*Texte à analyser:*

Le week-end dernier, l'association France Urbaine, qui rassemble les métropoles et grandes villes du pays, avait réclamé une réunion d'urgence à l'exécutif sur l'impact des manifestations des Gilets jaunes sur leurs commerces et leurs habitants, estimé à plusieurs millions d'euros. Lundi, le gouvernement a appelé les commerçants et artisans pénalisés par les manifestations des Gilets jaunes à se saisir des dispositifs d'aide existants, «encore trop peu utilisés», conviant leurs représentants à une réunion qui doit se tenir mercredi matin.
Dans un communiqué, le ministre de l'Économie et des Finances, Bruno Le Maire, et la secrétaire d'Etat Agnès Pannier-Runacher rappellent les mesures mises en place depuis le 26 novembre, «et prolongées début janvier, jusqu'au 31 mars 2019» : étalement d'échéances sociales, remboursements accélérés de crédits d'impôts, possibilité de demander le chômage partiel, étalement de dettes ou facilités de trésorerie, «pour limiter les cas de défaillance d’entreprises».

*Lignes extraites:*

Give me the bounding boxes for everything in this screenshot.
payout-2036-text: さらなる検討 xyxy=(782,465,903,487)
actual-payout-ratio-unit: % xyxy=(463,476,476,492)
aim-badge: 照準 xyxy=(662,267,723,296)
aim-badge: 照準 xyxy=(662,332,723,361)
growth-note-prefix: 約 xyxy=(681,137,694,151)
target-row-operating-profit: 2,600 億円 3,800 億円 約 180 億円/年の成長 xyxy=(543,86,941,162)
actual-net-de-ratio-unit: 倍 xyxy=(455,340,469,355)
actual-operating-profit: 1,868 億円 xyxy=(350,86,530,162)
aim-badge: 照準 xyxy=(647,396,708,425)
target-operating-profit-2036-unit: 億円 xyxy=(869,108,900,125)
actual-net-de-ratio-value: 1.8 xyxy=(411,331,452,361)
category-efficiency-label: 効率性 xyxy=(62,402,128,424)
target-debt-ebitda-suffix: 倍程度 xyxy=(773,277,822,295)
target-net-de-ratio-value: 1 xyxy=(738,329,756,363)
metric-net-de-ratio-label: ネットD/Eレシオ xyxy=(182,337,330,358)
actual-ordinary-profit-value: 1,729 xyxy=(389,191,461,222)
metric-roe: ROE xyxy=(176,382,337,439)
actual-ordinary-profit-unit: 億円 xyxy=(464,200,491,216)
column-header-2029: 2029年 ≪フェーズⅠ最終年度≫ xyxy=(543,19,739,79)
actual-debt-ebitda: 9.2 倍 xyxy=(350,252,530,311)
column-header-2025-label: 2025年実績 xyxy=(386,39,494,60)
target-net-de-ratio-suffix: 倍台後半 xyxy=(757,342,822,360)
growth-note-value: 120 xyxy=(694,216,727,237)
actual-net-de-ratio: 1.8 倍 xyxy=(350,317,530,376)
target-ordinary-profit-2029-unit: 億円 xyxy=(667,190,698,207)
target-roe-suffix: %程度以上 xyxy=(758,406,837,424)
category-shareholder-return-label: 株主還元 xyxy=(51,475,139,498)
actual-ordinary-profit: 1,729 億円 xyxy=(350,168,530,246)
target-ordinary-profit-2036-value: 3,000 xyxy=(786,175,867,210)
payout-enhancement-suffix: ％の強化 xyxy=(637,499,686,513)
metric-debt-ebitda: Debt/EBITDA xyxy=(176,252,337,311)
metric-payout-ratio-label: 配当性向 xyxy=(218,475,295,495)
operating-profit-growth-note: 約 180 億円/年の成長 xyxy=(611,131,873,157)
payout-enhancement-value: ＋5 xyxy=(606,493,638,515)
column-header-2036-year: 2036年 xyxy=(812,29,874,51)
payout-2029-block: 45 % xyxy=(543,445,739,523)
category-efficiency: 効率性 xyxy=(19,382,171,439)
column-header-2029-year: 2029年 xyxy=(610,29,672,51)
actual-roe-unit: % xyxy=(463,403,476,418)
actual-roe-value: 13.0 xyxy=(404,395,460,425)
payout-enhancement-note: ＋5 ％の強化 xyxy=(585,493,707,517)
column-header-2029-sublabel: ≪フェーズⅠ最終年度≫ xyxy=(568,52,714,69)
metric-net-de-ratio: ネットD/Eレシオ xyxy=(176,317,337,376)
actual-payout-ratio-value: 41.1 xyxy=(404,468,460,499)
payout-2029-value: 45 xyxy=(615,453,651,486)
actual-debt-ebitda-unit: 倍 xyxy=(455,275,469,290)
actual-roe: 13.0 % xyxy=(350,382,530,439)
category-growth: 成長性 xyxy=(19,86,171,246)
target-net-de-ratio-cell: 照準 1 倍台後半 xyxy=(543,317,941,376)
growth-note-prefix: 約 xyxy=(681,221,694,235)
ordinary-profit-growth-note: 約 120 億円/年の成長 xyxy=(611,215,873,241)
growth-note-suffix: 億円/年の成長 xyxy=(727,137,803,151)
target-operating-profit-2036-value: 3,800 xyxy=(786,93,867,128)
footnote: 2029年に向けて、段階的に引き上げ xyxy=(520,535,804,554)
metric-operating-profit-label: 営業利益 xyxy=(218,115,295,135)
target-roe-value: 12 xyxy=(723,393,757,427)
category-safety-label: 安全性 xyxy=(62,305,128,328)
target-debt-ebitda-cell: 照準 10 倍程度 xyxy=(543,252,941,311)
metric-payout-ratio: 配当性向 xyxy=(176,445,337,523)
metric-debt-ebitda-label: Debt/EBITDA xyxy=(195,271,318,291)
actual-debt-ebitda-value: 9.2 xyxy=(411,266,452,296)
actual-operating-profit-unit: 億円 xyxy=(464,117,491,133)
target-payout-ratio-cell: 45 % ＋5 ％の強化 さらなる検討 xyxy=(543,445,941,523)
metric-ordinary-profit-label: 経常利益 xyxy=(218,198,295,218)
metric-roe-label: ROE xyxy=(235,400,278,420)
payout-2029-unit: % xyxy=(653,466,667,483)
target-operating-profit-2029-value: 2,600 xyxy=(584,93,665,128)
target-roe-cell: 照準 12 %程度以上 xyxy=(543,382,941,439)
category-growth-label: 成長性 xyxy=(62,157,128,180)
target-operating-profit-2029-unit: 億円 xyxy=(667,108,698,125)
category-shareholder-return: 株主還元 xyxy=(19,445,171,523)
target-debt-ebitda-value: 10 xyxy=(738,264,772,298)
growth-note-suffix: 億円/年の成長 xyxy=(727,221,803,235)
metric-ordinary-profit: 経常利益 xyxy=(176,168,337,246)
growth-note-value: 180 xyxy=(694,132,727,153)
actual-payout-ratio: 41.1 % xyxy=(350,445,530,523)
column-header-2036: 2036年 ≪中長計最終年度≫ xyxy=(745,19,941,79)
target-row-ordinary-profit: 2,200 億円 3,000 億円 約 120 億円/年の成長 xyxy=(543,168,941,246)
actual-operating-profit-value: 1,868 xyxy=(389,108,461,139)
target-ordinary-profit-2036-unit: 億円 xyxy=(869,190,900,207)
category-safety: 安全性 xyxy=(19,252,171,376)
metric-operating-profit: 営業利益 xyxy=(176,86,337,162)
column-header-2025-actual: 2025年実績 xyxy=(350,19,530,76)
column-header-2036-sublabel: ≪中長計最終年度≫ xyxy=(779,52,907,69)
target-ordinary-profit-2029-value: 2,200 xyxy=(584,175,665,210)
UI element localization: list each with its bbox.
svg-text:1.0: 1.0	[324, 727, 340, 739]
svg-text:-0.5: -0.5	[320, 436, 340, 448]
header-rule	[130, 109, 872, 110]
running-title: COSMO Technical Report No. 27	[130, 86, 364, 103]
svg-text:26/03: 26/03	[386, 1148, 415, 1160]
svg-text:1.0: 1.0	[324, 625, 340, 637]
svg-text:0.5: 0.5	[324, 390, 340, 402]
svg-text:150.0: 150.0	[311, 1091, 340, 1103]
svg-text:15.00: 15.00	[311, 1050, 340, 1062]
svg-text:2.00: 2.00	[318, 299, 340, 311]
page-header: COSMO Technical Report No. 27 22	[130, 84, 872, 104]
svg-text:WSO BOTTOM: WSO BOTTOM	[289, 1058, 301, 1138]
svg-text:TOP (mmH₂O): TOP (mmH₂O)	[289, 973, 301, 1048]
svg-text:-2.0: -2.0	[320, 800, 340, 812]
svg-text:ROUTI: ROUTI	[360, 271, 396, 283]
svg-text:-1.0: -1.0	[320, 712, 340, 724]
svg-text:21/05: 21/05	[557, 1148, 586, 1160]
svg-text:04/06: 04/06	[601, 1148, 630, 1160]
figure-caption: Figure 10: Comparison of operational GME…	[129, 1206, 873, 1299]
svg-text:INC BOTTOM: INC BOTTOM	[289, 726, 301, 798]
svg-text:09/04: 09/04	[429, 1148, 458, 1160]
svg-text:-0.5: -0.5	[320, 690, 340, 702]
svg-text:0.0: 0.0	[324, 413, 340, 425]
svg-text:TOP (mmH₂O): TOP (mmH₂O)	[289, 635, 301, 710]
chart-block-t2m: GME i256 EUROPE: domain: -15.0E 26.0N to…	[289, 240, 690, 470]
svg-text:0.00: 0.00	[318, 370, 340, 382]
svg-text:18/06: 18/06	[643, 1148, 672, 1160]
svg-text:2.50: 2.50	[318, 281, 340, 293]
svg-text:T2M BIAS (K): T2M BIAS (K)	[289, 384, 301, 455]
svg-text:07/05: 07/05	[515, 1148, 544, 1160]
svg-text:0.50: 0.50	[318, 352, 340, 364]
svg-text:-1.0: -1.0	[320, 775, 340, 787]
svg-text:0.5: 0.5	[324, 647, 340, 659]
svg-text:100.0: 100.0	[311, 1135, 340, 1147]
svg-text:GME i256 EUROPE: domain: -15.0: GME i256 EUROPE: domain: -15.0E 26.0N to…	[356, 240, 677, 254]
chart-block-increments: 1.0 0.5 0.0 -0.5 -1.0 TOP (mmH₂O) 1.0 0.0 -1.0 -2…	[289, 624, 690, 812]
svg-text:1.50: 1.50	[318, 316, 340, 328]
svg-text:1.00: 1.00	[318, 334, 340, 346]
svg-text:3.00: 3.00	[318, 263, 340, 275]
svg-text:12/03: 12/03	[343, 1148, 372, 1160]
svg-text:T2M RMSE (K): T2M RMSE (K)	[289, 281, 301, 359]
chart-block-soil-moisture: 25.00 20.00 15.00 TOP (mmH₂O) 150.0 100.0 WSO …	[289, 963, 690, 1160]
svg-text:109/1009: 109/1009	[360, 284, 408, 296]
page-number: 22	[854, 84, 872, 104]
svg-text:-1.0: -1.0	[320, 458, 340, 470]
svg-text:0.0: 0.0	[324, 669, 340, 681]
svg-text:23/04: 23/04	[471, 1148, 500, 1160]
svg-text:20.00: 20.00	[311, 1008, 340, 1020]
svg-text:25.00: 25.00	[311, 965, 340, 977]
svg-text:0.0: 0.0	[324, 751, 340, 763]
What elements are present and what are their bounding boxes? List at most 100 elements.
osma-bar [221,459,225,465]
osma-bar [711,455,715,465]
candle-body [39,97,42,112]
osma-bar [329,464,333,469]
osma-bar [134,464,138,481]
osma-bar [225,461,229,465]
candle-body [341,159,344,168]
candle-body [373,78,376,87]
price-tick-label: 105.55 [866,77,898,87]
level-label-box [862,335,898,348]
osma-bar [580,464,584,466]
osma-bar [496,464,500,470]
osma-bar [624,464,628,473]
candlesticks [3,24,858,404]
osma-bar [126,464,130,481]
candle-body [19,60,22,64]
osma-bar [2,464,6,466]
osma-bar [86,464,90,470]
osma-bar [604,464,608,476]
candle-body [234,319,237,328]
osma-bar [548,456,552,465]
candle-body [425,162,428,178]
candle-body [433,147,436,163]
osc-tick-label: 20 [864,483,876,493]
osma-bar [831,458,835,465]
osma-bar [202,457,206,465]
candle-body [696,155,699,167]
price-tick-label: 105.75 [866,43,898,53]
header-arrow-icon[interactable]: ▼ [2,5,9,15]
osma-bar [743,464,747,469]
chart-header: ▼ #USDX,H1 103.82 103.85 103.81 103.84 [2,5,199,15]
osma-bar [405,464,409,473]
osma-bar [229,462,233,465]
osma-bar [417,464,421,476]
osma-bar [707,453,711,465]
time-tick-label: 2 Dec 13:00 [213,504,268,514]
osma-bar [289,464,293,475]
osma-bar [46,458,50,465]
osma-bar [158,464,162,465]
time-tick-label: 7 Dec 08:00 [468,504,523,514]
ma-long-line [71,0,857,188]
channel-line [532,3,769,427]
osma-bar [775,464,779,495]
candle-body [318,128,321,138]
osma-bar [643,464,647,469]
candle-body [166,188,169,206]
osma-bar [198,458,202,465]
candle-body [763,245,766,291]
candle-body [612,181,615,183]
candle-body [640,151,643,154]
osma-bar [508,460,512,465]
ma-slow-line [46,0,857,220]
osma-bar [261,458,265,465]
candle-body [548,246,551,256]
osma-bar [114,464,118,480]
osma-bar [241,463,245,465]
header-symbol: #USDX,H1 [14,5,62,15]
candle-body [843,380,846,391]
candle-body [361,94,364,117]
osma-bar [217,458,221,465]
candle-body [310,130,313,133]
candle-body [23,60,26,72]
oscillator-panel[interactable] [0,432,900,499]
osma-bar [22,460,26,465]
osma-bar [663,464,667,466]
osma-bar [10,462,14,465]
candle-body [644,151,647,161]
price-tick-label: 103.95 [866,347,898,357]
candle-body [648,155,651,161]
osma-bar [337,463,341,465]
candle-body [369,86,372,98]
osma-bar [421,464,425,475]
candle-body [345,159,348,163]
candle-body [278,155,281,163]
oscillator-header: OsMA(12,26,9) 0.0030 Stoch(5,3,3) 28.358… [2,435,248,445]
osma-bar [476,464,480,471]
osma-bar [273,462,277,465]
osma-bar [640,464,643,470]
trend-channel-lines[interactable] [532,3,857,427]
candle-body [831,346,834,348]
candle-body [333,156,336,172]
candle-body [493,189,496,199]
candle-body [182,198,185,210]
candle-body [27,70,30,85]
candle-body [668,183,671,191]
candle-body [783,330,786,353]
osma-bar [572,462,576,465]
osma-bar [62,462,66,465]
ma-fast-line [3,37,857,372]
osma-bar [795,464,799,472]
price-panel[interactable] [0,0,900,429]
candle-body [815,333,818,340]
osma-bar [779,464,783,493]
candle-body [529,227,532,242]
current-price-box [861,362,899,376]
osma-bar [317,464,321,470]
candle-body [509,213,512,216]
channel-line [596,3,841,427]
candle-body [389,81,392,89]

*Consigne:* Dans le texte sur les aides aux commerçants, recopiez tout ce qui va de « Le week-end dernier, l'association » jusqu'à « tenir mercredi matin. » en substituant « jeudi après-midi » à « mercredi matin ».

*Résultat:*
Le week-end dernier, l'association France Urbaine, qui rassemble les métropoles et grandes villes du pays, avait réclamé une réunion d'urgence à l'exécutif sur l'impact des manifestations des Gilets jaunes sur leurs commerces et leurs habitants, estimé à plusieurs millions d'euros. Lundi, le gouvernement a appelé les commerçants et artisans pénalisés par les manifestations des Gilets jaunes à se saisir des dispositifs d'aide existants, «encore trop peu utilisés», conviant leurs représentants à une réunion qui doit se tenir jeudi après-midi.